··· DATA SUPPLIED
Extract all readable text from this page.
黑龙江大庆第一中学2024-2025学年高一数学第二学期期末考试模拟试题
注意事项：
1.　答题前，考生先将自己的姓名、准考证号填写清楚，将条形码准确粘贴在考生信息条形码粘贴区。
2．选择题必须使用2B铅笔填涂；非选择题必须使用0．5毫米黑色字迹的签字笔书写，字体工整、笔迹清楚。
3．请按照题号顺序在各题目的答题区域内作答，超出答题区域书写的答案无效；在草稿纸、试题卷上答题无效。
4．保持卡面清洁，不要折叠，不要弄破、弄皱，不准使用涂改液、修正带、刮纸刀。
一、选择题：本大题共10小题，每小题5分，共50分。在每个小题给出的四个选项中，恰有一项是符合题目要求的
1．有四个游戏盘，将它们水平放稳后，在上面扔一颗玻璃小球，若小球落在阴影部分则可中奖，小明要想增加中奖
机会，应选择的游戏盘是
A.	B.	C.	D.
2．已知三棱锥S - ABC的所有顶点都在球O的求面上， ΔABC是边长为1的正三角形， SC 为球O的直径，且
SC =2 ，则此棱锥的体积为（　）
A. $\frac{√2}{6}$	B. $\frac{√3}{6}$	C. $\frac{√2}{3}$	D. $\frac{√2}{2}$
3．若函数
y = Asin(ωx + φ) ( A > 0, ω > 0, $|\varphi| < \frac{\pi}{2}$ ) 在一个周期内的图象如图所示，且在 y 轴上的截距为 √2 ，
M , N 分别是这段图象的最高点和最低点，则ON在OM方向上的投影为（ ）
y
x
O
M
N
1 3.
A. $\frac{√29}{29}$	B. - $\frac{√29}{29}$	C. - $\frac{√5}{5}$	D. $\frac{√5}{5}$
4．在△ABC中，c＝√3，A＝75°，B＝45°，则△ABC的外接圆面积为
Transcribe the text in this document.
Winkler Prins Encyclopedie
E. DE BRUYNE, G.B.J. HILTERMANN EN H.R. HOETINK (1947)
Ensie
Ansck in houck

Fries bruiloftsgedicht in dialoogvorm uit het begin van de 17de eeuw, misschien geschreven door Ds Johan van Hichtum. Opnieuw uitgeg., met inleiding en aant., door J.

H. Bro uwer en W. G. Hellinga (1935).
······
··· DATA SUPPLIED
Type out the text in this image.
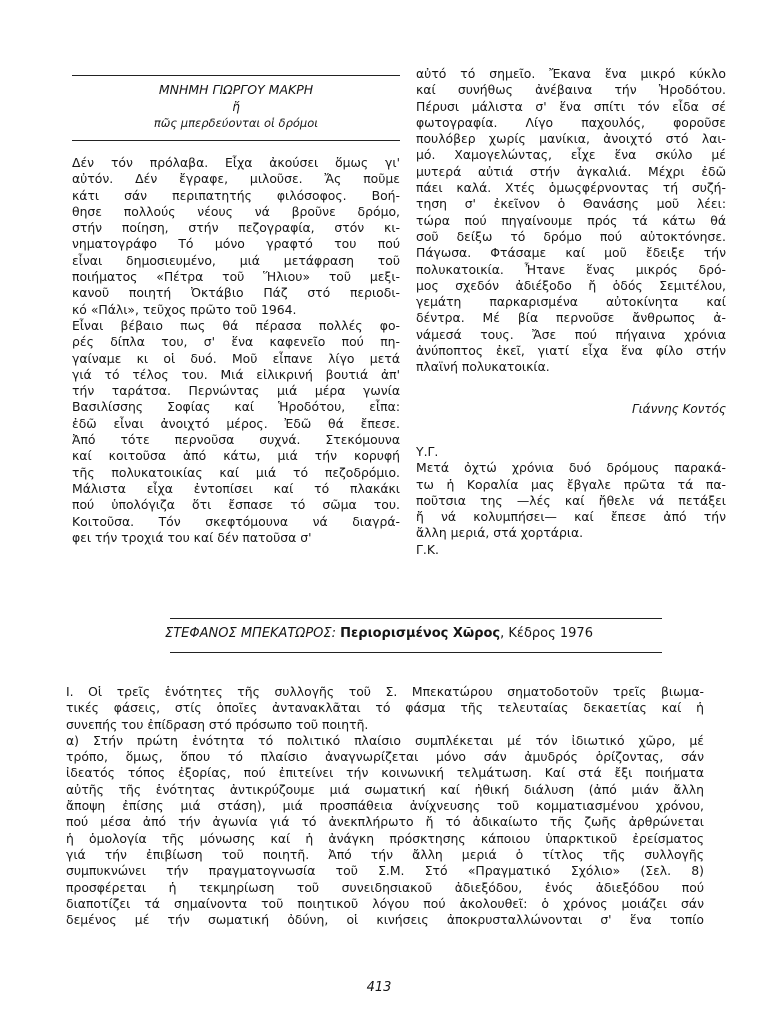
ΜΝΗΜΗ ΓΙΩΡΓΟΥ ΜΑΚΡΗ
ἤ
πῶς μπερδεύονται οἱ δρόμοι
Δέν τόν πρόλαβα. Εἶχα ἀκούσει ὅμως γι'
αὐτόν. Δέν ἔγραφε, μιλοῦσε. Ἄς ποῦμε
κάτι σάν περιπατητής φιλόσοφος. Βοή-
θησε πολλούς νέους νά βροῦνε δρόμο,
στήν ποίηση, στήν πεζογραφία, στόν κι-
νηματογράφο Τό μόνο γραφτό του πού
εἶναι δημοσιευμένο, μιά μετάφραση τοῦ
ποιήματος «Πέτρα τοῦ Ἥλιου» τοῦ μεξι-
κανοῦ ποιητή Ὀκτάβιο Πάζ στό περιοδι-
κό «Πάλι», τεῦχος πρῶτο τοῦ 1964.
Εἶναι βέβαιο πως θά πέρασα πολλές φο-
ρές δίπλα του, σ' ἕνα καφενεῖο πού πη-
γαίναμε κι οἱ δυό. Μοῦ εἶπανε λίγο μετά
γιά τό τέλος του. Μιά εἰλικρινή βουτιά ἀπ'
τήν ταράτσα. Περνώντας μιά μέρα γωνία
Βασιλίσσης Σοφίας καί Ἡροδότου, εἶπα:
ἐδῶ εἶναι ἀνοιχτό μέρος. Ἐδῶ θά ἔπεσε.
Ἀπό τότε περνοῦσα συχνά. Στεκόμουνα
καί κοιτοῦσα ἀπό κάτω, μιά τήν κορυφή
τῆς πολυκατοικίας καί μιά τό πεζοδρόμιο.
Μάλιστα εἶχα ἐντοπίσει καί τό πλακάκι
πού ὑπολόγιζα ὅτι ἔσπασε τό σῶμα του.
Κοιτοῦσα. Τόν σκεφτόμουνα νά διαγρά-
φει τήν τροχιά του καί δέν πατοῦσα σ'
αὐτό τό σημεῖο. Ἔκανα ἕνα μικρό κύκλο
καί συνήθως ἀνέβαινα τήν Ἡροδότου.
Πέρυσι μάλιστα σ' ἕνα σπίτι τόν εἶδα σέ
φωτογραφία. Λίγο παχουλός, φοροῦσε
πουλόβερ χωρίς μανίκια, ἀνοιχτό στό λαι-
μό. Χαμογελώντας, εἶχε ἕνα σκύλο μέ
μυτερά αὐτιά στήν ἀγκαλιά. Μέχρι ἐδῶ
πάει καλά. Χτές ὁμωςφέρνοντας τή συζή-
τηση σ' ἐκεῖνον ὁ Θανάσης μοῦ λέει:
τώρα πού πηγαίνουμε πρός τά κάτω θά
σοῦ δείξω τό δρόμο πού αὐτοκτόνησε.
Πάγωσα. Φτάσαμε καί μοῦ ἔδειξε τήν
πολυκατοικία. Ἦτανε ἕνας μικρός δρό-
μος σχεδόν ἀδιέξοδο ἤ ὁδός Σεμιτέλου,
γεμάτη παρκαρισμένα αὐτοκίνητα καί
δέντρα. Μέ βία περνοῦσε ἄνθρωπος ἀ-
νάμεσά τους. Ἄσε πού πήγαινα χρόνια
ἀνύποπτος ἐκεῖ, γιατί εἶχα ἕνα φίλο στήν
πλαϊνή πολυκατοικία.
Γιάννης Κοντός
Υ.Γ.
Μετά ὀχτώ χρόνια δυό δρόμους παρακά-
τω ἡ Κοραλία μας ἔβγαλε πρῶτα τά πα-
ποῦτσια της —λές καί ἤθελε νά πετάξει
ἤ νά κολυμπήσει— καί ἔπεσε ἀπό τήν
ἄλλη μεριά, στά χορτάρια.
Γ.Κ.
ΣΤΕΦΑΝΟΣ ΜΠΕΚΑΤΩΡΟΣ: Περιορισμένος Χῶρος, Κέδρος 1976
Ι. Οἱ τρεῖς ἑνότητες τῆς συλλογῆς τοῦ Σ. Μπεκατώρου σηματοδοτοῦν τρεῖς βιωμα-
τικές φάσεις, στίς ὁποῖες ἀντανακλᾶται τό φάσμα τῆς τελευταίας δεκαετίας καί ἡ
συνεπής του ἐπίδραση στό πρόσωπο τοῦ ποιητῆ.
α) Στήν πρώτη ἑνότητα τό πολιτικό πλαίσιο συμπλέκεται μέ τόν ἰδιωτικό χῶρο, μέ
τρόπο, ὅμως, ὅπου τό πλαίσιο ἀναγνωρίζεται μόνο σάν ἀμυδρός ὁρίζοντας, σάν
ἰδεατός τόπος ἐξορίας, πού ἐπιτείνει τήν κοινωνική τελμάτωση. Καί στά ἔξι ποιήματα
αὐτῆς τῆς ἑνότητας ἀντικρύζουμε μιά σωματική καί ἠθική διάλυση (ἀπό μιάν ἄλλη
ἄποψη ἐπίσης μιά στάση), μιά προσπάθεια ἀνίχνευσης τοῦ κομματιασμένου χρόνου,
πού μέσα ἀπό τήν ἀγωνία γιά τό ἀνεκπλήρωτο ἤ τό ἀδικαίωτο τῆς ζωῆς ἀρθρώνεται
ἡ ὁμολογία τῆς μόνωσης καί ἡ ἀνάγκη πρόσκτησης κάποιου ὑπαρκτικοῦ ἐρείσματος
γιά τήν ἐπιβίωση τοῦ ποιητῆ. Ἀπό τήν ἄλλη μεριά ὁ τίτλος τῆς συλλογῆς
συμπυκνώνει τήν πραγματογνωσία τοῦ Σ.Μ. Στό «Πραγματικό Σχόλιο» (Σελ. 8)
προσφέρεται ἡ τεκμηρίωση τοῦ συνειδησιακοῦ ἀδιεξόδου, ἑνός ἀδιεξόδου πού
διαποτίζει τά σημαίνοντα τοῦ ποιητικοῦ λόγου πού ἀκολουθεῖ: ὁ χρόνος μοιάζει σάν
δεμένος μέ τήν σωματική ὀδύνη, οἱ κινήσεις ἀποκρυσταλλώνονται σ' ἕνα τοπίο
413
······
How many lines in the listing above contain "text"? Answer with the number alone.

3